WHAT THE TASK ASKS: The listing below is the input. Say how many of its lines contain "object", giving the number alone.

Extracted data entries:

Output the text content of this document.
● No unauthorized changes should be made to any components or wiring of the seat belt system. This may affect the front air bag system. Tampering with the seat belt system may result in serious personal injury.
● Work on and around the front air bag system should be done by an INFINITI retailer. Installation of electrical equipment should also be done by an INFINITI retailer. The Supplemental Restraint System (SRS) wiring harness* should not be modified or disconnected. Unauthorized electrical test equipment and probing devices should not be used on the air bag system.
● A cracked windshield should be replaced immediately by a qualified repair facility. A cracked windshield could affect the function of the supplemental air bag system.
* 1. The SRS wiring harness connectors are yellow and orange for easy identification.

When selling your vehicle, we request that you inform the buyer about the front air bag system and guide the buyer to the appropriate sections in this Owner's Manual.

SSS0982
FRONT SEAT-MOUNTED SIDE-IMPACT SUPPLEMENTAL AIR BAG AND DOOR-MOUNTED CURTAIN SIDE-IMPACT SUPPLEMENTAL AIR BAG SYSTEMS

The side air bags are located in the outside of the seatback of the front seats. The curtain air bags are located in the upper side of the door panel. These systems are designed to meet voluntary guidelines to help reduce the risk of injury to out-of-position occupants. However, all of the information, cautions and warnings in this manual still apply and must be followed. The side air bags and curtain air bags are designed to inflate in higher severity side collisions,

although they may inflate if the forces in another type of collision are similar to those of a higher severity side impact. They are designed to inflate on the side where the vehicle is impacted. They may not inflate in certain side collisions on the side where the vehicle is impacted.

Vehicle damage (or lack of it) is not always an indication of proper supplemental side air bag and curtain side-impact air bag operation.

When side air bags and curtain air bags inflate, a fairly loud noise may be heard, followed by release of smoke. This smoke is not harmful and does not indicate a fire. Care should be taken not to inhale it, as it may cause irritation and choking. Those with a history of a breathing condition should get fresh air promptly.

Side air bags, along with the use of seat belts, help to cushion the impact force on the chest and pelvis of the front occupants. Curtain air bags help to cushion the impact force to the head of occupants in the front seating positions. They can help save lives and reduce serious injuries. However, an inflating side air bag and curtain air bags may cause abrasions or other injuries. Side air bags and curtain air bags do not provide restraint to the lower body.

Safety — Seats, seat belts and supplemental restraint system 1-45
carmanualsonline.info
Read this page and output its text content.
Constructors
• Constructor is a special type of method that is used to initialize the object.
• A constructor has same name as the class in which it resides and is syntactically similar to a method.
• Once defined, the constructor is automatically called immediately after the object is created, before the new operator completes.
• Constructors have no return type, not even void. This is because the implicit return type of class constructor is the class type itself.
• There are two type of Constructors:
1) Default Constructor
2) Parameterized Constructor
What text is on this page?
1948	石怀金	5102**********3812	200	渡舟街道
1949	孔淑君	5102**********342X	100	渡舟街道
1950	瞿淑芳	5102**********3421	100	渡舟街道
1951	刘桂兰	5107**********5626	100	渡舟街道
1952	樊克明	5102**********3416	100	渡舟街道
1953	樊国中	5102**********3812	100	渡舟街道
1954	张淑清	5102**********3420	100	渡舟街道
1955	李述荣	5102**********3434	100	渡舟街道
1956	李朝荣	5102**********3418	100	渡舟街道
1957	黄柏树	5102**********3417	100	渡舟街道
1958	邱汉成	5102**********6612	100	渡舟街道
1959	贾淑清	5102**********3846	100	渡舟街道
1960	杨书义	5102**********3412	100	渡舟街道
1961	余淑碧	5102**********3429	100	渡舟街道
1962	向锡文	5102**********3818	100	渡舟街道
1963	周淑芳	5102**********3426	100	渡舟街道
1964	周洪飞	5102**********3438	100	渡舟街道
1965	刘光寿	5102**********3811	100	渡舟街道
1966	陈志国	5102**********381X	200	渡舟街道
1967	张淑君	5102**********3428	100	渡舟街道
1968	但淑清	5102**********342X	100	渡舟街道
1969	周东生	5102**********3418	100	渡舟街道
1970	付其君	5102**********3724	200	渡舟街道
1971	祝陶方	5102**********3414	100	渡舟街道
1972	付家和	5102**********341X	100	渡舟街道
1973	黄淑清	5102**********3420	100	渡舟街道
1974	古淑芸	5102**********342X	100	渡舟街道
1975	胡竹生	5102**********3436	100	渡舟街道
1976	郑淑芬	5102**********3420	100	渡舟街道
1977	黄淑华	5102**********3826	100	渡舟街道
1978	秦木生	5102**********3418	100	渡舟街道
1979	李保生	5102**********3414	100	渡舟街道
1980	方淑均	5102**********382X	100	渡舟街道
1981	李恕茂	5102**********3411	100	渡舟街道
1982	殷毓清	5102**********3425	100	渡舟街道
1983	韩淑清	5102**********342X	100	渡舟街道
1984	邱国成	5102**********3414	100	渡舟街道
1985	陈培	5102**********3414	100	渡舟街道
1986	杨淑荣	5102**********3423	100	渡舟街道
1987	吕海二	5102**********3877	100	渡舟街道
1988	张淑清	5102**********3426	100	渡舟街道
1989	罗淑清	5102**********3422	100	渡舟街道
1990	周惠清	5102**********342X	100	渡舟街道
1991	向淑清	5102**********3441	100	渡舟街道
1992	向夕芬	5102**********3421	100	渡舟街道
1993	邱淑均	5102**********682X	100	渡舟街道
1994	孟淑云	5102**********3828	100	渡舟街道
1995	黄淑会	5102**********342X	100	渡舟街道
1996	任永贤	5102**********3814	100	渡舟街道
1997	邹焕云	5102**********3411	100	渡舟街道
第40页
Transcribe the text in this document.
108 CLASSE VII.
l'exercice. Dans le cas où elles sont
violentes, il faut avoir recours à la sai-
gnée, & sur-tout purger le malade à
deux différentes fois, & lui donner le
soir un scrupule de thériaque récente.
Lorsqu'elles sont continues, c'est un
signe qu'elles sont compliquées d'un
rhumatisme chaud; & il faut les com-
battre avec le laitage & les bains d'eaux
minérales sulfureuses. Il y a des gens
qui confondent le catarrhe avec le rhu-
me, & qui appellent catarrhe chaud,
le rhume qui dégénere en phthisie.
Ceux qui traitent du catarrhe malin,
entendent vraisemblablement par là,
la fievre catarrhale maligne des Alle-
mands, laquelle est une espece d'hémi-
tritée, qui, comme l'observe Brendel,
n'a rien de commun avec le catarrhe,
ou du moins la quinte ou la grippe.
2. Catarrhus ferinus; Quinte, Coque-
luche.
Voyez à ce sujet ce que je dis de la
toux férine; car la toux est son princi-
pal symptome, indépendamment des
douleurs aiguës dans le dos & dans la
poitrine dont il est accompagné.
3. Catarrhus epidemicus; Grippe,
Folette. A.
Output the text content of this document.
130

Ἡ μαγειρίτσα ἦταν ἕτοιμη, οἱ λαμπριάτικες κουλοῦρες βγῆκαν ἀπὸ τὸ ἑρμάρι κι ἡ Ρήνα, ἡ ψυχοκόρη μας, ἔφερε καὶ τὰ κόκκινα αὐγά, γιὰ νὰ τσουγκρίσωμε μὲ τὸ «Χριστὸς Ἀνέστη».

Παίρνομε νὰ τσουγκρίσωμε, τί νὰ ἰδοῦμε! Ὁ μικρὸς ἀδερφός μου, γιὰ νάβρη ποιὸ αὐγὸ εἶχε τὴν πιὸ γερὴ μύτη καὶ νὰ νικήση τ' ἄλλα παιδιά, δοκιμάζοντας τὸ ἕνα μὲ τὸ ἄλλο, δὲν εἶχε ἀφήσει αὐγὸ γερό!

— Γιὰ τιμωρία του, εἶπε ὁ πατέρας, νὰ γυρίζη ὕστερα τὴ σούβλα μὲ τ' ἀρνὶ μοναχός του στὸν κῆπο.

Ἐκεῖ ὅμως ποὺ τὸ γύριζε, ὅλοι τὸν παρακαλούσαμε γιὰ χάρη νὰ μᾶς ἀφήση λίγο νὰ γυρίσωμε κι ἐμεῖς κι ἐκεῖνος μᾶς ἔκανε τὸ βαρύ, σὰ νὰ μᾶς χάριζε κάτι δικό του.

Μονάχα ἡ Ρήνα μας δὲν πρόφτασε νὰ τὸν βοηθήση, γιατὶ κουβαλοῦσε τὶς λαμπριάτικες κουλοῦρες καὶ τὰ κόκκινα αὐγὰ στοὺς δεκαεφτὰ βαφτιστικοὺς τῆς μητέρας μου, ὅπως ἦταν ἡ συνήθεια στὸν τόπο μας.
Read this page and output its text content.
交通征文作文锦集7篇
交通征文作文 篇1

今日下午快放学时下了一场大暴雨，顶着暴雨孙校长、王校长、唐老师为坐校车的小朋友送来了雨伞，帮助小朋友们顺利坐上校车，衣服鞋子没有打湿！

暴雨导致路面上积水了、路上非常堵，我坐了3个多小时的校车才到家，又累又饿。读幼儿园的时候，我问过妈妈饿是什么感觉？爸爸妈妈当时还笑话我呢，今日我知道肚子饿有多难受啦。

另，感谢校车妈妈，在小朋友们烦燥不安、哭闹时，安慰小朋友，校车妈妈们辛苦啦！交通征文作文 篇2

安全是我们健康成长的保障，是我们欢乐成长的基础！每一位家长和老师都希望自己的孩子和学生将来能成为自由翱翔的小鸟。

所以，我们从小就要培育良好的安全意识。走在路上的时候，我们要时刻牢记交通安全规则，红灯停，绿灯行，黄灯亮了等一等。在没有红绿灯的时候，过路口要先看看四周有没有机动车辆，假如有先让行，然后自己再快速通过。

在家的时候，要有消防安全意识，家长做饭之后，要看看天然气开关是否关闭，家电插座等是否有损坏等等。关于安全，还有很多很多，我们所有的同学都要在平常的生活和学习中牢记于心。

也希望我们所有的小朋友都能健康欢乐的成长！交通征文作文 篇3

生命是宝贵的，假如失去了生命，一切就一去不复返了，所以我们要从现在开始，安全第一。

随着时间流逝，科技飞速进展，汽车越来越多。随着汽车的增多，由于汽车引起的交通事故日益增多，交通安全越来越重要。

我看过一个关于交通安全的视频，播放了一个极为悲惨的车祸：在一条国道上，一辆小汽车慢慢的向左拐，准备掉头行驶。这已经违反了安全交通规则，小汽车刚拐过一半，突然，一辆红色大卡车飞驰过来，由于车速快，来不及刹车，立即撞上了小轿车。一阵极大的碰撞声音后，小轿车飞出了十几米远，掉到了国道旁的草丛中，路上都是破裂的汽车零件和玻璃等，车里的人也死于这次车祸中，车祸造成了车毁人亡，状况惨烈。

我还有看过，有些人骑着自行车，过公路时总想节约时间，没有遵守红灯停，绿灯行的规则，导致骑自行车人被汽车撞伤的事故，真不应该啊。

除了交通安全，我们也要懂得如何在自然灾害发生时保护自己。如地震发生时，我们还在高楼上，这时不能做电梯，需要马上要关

SOLUTION: 2